**JOB**. In the material below, find all lines with the string "опубликованию" and copy them.

>> Begin SOURCE DATA

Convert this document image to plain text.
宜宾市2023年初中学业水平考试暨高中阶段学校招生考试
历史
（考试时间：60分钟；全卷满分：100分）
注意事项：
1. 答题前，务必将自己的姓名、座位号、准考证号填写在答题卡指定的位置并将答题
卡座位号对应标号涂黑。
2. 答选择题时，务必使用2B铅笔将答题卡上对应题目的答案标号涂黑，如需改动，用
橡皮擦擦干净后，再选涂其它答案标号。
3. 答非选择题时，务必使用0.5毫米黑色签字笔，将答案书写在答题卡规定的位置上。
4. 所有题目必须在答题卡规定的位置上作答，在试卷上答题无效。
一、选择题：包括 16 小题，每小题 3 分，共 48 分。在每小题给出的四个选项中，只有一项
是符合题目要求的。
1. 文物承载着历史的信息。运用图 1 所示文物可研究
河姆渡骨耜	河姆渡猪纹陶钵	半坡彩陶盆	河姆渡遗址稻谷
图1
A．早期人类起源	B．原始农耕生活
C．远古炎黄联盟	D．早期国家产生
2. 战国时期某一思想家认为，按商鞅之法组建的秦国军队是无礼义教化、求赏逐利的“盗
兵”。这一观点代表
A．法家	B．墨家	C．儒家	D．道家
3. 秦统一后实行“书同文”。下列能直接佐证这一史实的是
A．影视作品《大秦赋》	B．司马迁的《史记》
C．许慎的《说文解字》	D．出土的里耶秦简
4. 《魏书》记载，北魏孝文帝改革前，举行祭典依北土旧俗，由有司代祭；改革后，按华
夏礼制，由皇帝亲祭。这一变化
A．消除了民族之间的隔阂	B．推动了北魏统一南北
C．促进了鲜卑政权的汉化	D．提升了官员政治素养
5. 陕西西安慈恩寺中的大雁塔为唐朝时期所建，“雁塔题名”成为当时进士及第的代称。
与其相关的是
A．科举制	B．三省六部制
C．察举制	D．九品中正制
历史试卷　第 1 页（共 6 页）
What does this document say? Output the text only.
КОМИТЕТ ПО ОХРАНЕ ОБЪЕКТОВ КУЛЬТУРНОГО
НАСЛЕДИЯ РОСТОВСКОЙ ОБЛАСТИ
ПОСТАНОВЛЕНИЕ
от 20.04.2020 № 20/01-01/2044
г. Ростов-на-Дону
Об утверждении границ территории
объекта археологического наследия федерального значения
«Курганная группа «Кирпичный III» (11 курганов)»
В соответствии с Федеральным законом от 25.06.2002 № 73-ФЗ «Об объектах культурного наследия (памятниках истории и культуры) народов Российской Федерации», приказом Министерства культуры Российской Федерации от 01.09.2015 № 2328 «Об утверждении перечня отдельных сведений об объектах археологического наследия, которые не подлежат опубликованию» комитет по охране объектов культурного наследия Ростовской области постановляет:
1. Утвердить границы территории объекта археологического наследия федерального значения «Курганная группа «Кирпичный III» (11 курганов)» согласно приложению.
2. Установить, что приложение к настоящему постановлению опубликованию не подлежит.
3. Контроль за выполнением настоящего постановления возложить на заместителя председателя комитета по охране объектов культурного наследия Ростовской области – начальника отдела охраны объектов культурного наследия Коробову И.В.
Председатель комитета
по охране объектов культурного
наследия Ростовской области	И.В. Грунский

>> End SOURCE DATA

**REPLY**.
В соответствии с Федеральным законом от 25.06.2002 № 73-ФЗ «Об объектах культурного наследия (памятниках истории и культуры) народов Российской Федерации», приказом Министерства культуры Российской Федерации от 01.09.2015 № 2328 «Об утверждении перечня отдельных сведений об объектах археологического наследия, которые не подлежат опубликованию» комитет по охране объектов культурного наследия Ростовской области постановляет:
2. Установить, что приложение к настоящему постановлению опубликованию не подлежит.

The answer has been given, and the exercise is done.